**Exercise objective**
Please quote the data below, starting with the line that contains "monitor-dot (97, 235, 105, 243)" and going on through the line that contains "monitor-dot (416, 198, 424, 206)", including both of those lines.
— Start Data rows —
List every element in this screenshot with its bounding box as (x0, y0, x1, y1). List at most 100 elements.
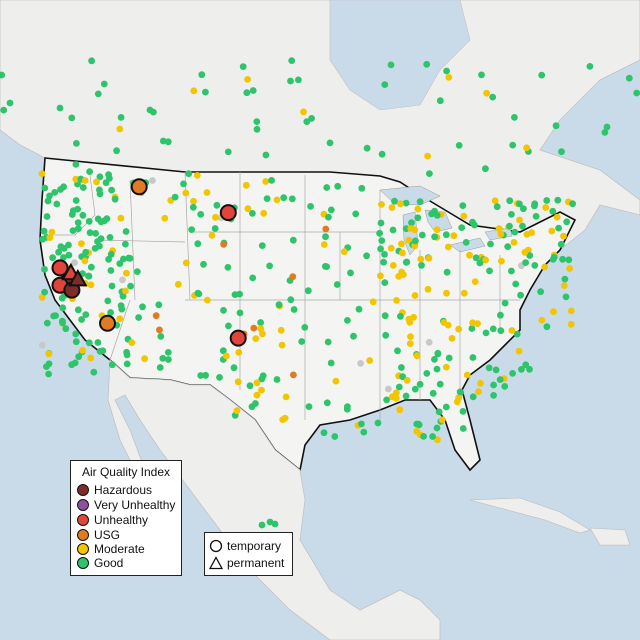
monitor-dot (97, 235, 105, 243)
monitor-dot (236, 309, 244, 317)
monitor-dot (304, 287, 312, 295)
monitor-dot (554, 196, 562, 204)
monitor-dot (278, 341, 286, 349)
monitor-dot (288, 57, 296, 64)
monitor-dot (531, 262, 539, 269)
monitor-dot (520, 205, 527, 213)
monitor-dot (508, 267, 515, 275)
monitor-dot (523, 144, 530, 152)
monitor-dot (434, 436, 441, 444)
monitor-dot (189, 203, 197, 211)
monitor-dot (78, 240, 85, 248)
monitor-dot (253, 391, 261, 399)
monitor-dot (280, 194, 288, 202)
hazardous-swatch-icon (77, 484, 89, 496)
monitor-dot (397, 312, 404, 320)
monitor-dot (463, 371, 471, 379)
monitor-dot (41, 184, 49, 192)
legend-item-permanent: permanent (209, 555, 284, 571)
monitor-dot (253, 118, 261, 125)
monitor-dot (416, 198, 424, 206)
monitor-dot (326, 139, 334, 147)
monitor-dot (429, 433, 436, 440)
monitor-dot (122, 240, 129, 248)
monitor-dot (135, 314, 143, 321)
monitor-dot (501, 299, 509, 307)
monitor-dot (141, 355, 149, 363)
monitor-dot (53, 200, 61, 208)
monitor-dot (87, 263, 95, 271)
monitor-dot (165, 356, 172, 363)
monitor-dot (50, 312, 57, 320)
permanent-monitor-marker (68, 268, 88, 287)
monitor-dot (466, 251, 473, 259)
monitor-dot (258, 521, 266, 529)
monitor-dot (489, 325, 497, 333)
temporary-monitor-marker (229, 329, 247, 347)
monitor-dot (334, 182, 342, 190)
monitor-dot (155, 301, 163, 309)
monitor-dot (377, 219, 385, 227)
monitor-dot (116, 125, 124, 133)
monitor-dot (323, 184, 331, 191)
monitor-dot (244, 76, 252, 83)
monitor-dot (381, 251, 388, 258)
monitor-dot (477, 379, 484, 387)
monitor-dot (495, 225, 503, 233)
monitor-sites (0, 57, 640, 529)
monitor-dot (152, 312, 160, 320)
monitor-dot (188, 226, 196, 234)
monitor-dot (378, 201, 385, 208)
monitor-dot (252, 400, 259, 407)
monitor-dot (601, 129, 609, 136)
monitor-dot (548, 227, 556, 235)
monitor-dot (516, 200, 523, 208)
monitor-dot (224, 148, 232, 156)
monitor-dot (431, 233, 438, 241)
monitor-dot (435, 408, 443, 416)
monitor-dot (81, 177, 89, 184)
monitor-dot (0, 106, 8, 114)
monitor-dot (385, 385, 392, 393)
monitor-dot (253, 125, 261, 133)
monitor-dot (497, 311, 504, 319)
monitor-dot (552, 122, 560, 130)
monitor-dot (307, 203, 314, 210)
legend-item-unhealthy: Unhealthy (77, 513, 148, 527)
legend-item-hazardous: Hazardous (77, 483, 152, 497)
monitor-dot (182, 189, 190, 197)
monitor-dot (424, 285, 432, 293)
monitor-dot (252, 335, 260, 342)
monitor-dot (249, 210, 256, 217)
monitor-dot (458, 224, 466, 232)
monitor-dot (374, 419, 382, 427)
monitor-dot (393, 297, 400, 304)
monitor-dot (197, 372, 205, 379)
monitor-dot (235, 349, 243, 356)
monitor-dot (55, 248, 62, 256)
monitor-dot (445, 354, 453, 362)
monitor-dot (563, 218, 571, 226)
monitor-dot (69, 227, 77, 235)
monitor-dot (355, 305, 363, 313)
monitor-dot (412, 237, 419, 245)
monitor-dot (111, 195, 119, 203)
monitor-dot (482, 329, 490, 337)
monitor-dot (399, 249, 406, 257)
monitor-dot (126, 255, 134, 262)
monitor-dot (542, 204, 550, 211)
monitor-dot (74, 205, 81, 213)
monitor-dot (190, 197, 197, 205)
monitor-dot (92, 230, 99, 237)
highlighted-monitors (51, 178, 247, 347)
monitor-dot (287, 77, 294, 85)
monitor-dot (376, 229, 383, 237)
monitor-dot (562, 293, 570, 301)
monitor-dot (180, 180, 187, 188)
monitor-dot (81, 257, 89, 265)
monitor-dot (82, 248, 90, 256)
monitor-dot (212, 213, 219, 221)
legend-item-temporary: temporary (209, 538, 281, 554)
monitor-dot (398, 268, 405, 276)
monitor-dot (85, 339, 93, 347)
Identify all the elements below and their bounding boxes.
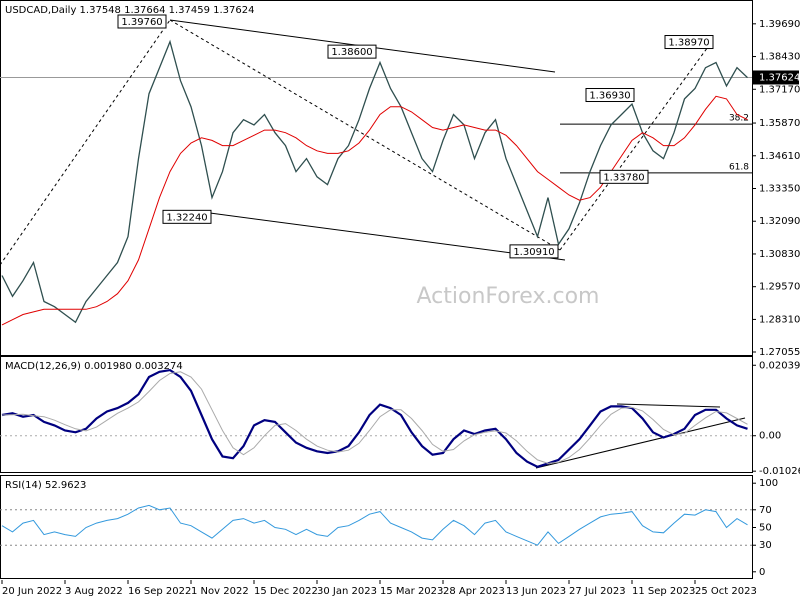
x-tick-label: 30 Jan 2023 [317, 586, 377, 597]
annotation-box [664, 35, 714, 50]
y-tick-label: 0 [759, 567, 765, 578]
fib-label: 38.2 [729, 114, 749, 124]
annotation-label: 1.33780 [603, 172, 644, 183]
trend-line [0, 19, 171, 266]
annotation-box [327, 44, 377, 59]
fib-label: 61.8 [729, 162, 749, 172]
y-tick-label: 1.35870 [759, 118, 800, 129]
annotation-box [117, 14, 167, 29]
trend-line [559, 39, 714, 251]
annotation-box [509, 244, 559, 259]
y-tick-label: 1.28310 [759, 314, 800, 325]
y-tick-label: 1.39690 [759, 19, 800, 30]
y-tick-label: 1.38430 [759, 52, 800, 63]
y-tick-label: 1.29570 [759, 282, 800, 293]
y-tick-label: 1.37170 [759, 84, 800, 95]
last-price-box [753, 70, 799, 85]
panel-title: USDCAD,Daily 1.37548 1.37664 1.37459 1.3… [5, 5, 255, 16]
y-tick-label: -0.01026 [759, 466, 800, 477]
trend-line [616, 403, 721, 408]
x-tick-label: 15 Dec 2022 [254, 586, 318, 597]
panel-frame [0, 356, 753, 473]
x-tick-label: 27 Jul 2023 [569, 586, 626, 597]
annotation-label: 1.36930 [589, 91, 630, 102]
x-tick-label: 25 Oct 2023 [695, 586, 757, 597]
x-tick-label: 15 Mar 2023 [380, 586, 443, 597]
annotation-box [585, 88, 635, 103]
y-tick-label: 1.33350 [759, 184, 800, 195]
y-tick-label: 0.020399 [759, 360, 800, 371]
annotation-label: 1.38600 [331, 47, 372, 58]
panel-frame [0, 0, 753, 356]
annotation-box [599, 169, 649, 184]
x-tick-label: 1 Nov 2022 [191, 586, 249, 597]
last-price-label: 1.37624 [759, 72, 800, 83]
annotation-label: 1.38970 [668, 38, 709, 49]
x-tick-label: 11 Sep 2023 [632, 586, 695, 597]
y-tick-label: 50 [759, 523, 772, 534]
panel-title: RSI(14) 52.9623 [5, 480, 86, 491]
trend-line [535, 417, 746, 469]
y-tick-label: 30 [759, 540, 772, 551]
panel-title: MACD(12,26,9) 0.001980 0.003274 [5, 361, 183, 372]
y-tick-label: 1.32090 [759, 216, 800, 227]
watermark: ActionForex.com [417, 284, 600, 309]
y-tick-label: 1.30830 [759, 249, 800, 260]
x-tick-label: 20 Jun 2022 [2, 586, 62, 597]
x-tick-label: 13 Jun 2023 [506, 586, 566, 597]
series-line [1, 368, 748, 468]
y-tick-label: 100 [759, 478, 778, 489]
annotation-box [162, 209, 212, 224]
x-tick-label: 28 Apr 2023 [443, 586, 505, 597]
y-tick-label: 70 [759, 505, 772, 516]
trend-line [209, 212, 566, 261]
x-tick-label: 16 Sep 2022 [128, 586, 191, 597]
series-line [1, 371, 748, 464]
x-tick-label: 3 Aug 2022 [65, 586, 123, 597]
series-line [1, 39, 748, 324]
series-line [1, 504, 748, 546]
y-tick-label: 1.27055 [759, 347, 800, 358]
y-tick-label: 1.34610 [759, 151, 800, 162]
annotation-label: 1.32240 [166, 212, 207, 223]
series-line [1, 95, 748, 326]
annotation-label: 1.30910 [513, 247, 554, 258]
y-tick-label: 0.00 [759, 431, 781, 442]
annotation-label: 1.39760 [121, 17, 162, 28]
— End Data rows —
**Response**
monitor-dot (97, 235, 105, 243)
monitor-dot (236, 309, 244, 317)
monitor-dot (304, 287, 312, 295)
monitor-dot (554, 196, 562, 204)
monitor-dot (278, 341, 286, 349)
monitor-dot (288, 57, 296, 64)
monitor-dot (531, 262, 539, 269)
monitor-dot (520, 205, 527, 213)
monitor-dot (508, 267, 515, 275)
monitor-dot (523, 144, 530, 152)
monitor-dot (434, 436, 441, 444)
monitor-dot (189, 203, 197, 211)
monitor-dot (78, 240, 85, 248)
monitor-dot (253, 391, 261, 399)
monitor-dot (280, 194, 288, 202)
hazardous-swatch-icon (77, 484, 89, 496)
monitor-dot (397, 312, 404, 320)
monitor-dot (463, 371, 471, 379)
monitor-dot (41, 184, 49, 192)
legend-item-permanent: permanent (209, 555, 284, 571)
monitor-dot (253, 118, 261, 125)
monitor-dot (416, 198, 424, 206)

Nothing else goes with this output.